-- BEGIN Data section --
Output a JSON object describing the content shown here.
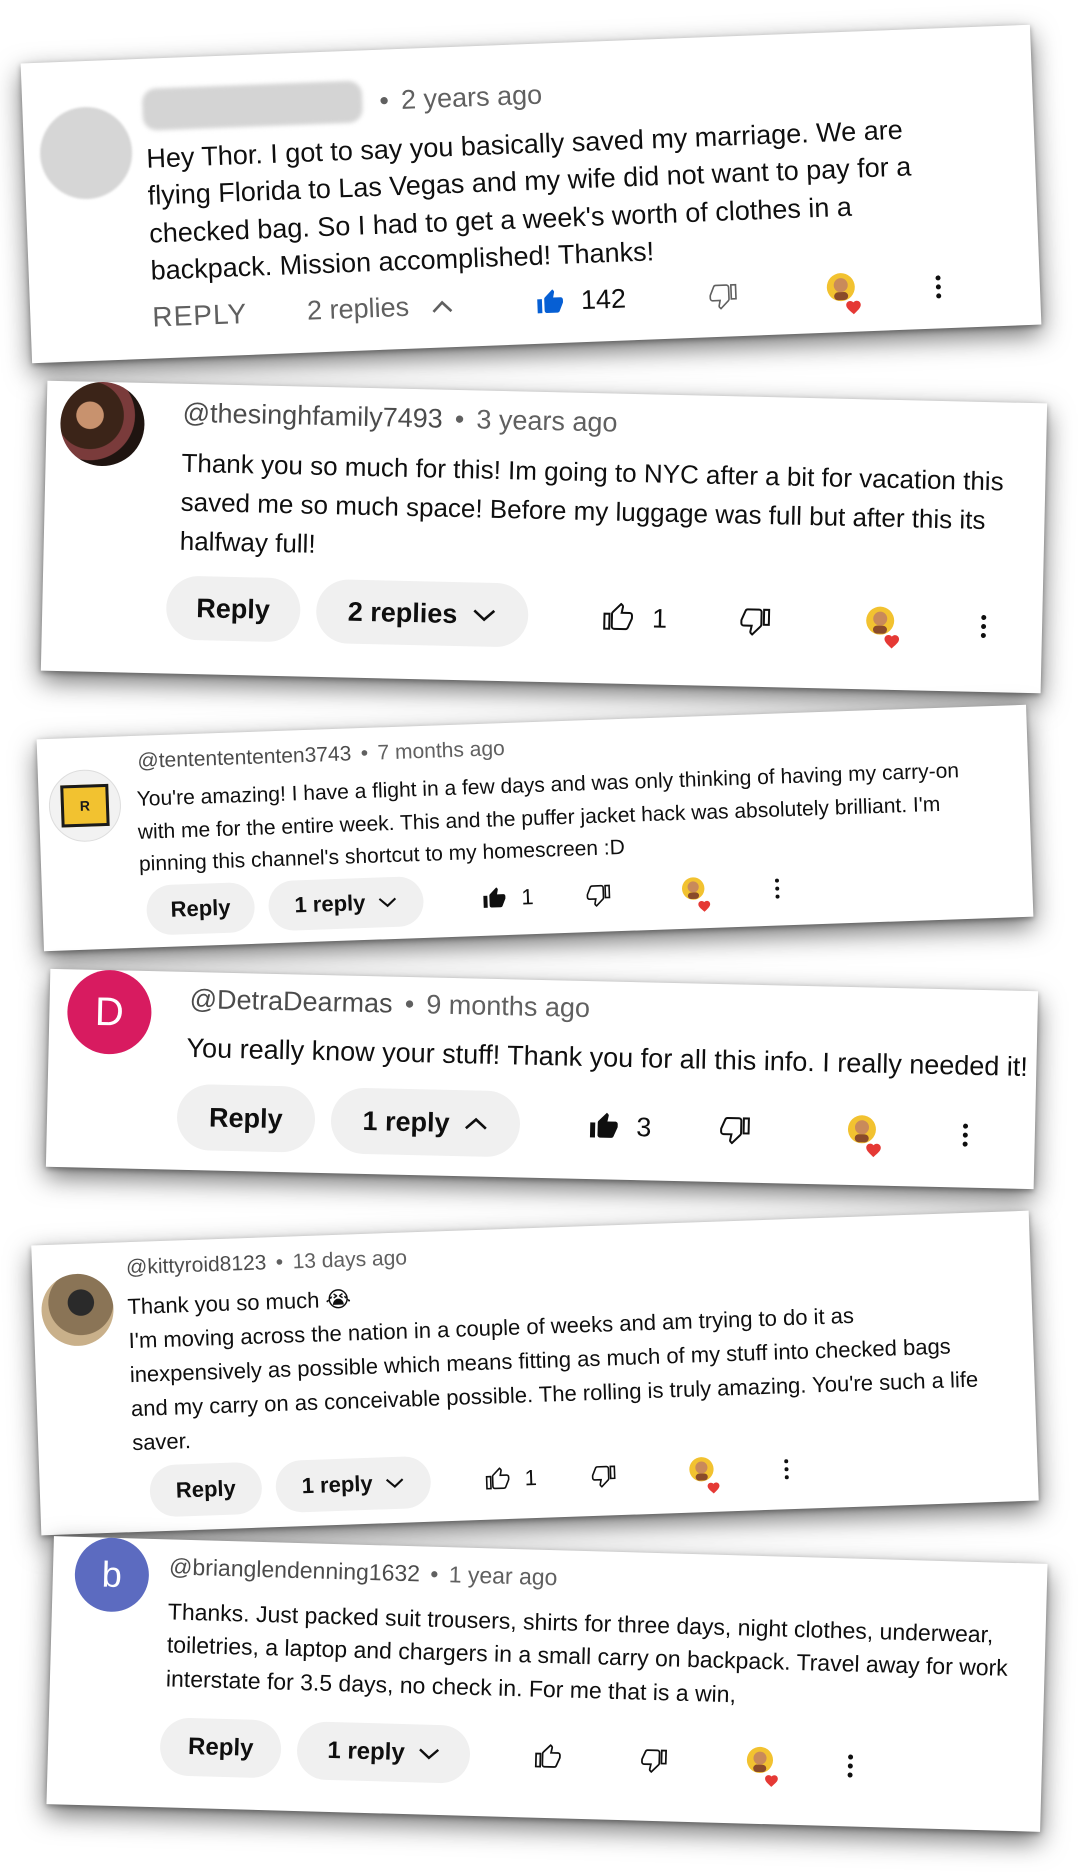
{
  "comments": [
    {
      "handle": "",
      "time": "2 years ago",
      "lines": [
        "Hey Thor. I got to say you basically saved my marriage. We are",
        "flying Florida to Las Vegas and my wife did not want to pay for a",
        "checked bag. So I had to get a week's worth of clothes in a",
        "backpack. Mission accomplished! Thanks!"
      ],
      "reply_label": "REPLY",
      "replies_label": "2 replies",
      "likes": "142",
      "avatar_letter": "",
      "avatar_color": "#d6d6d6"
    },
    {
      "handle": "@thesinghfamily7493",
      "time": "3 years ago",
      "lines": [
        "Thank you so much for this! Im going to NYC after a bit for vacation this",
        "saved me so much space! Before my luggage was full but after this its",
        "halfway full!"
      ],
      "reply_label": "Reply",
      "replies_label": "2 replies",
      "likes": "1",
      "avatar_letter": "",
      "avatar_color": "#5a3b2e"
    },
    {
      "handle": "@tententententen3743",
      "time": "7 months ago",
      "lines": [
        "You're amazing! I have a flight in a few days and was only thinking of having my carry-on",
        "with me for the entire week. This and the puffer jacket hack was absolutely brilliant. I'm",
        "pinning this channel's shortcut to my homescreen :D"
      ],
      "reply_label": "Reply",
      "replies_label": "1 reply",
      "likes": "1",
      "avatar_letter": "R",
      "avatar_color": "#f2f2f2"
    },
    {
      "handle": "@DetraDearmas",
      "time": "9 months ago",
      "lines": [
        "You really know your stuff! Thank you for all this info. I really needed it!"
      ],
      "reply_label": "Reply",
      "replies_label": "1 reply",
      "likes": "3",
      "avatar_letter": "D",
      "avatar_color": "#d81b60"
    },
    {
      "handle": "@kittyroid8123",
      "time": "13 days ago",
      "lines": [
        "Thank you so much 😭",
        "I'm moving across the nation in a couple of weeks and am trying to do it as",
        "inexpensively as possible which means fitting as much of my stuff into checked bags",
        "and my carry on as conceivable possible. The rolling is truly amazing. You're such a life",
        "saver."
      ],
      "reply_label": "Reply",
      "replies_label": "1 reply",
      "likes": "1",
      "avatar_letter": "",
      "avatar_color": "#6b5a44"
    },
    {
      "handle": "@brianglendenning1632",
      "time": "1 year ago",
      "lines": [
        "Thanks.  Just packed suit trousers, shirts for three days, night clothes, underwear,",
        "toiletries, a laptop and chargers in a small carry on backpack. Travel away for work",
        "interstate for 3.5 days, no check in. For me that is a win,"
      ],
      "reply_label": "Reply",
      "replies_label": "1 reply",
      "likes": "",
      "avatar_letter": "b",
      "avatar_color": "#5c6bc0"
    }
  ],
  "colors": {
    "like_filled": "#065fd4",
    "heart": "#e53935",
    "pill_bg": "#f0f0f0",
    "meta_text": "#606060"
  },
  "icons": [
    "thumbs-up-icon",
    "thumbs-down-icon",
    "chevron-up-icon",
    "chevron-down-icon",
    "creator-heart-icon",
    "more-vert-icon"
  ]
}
-- END Data section --
* [Required work] Using the data above, write out every line exactly, leaving the images behind.

* [Correct response]
Output a JSON object describing the content shown here.
{
  "comments": [
    {
      "handle": "",
      "time": "2 years ago",
      "lines": [
        "Hey Thor. I got to say you basically saved my marriage. We are",
        "flying Florida to Las Vegas and my wife did not want to pay for a",
        "checked bag. So I had to get a week's worth of clothes in a",
        "backpack. Mission accomplished! Thanks!"
      ],
      "reply_label": "REPLY",
      "replies_label": "2 replies",
      "likes": "142",
      "avatar_letter": "",
      "avatar_color": "#d6d6d6"
    },
    {
      "handle": "@thesinghfamily7493",
      "time": "3 years ago",
      "lines": [
        "Thank you so much for this! Im going to NYC after a bit for vacation this",
        "saved me so much space! Before my luggage was full but after this its",
        "halfway full!"
      ],
      "reply_label": "Reply",
      "replies_label": "2 replies",
      "likes": "1",
      "avatar_letter": "",
      "avatar_color": "#5a3b2e"
    },
    {
      "handle": "@tententententen3743",
      "time": "7 months ago",
      "lines": [
        "You're amazing! I have a flight in a few days and was only thinking of having my carry-on",
        "with me for the entire week. This and the puffer jacket hack was absolutely brilliant. I'm",
        "pinning this channel's shortcut to my homescreen :D"
      ],
      "reply_label": "Reply",
      "replies_label": "1 reply",
      "likes": "1",
      "avatar_letter": "R",
      "avatar_color": "#f2f2f2"
    },
    {
      "handle": "@DetraDearmas",
      "time": "9 months ago",
      "lines": [
        "You really know your stuff! Thank you for all this info. I really needed it!"
      ],
      "reply_label": "Reply",
      "replies_label": "1 reply",
      "likes": "3",
      "avatar_letter": "D",
      "avatar_color": "#d81b60"
    },
    {
      "handle": "@kittyroid8123",
      "time": "13 days ago",
      "lines": [
        "Thank you so much 😭",
        "I'm moving across the nation in a couple of weeks and am trying to do it as",
        "inexpensively as possible which means fitting as much of my stuff into checked bags",
        "and my carry on as conceivable possible. The rolling is truly amazing. You're such a life",
        "saver."
      ],
      "reply_label": "Reply",
      "replies_label": "1 reply",
      "likes": "1",
      "avatar_letter": "",
      "avatar_color": "#6b5a44"
    },
    {
      "handle": "@brianglendenning1632",
      "time": "1 year ago",
      "lines": [
        "Thanks.  Just packed suit trousers, shirts for three days, night clothes, underwear,",
        "toiletries, a laptop and chargers in a small carry on backpack. Travel away for work",
        "interstate for 3.5 days, no check in. For me that is a win,"
      ],
      "reply_label": "Reply",
      "replies_label": "1 reply",
      "likes": "",
      "avatar_letter": "b",
      "avatar_color": "#5c6bc0"
    }
  ],
  "colors": {
    "like_filled": "#065fd4",
    "heart": "#e53935",
    "pill_bg": "#f0f0f0",
    "meta_text": "#606060"
  },
  "icons": [
    "thumbs-up-icon",
    "thumbs-down-icon",
    "chevron-up-icon",
    "chevron-down-icon",
    "creator-heart-icon",
    "more-vert-icon"
  ]
}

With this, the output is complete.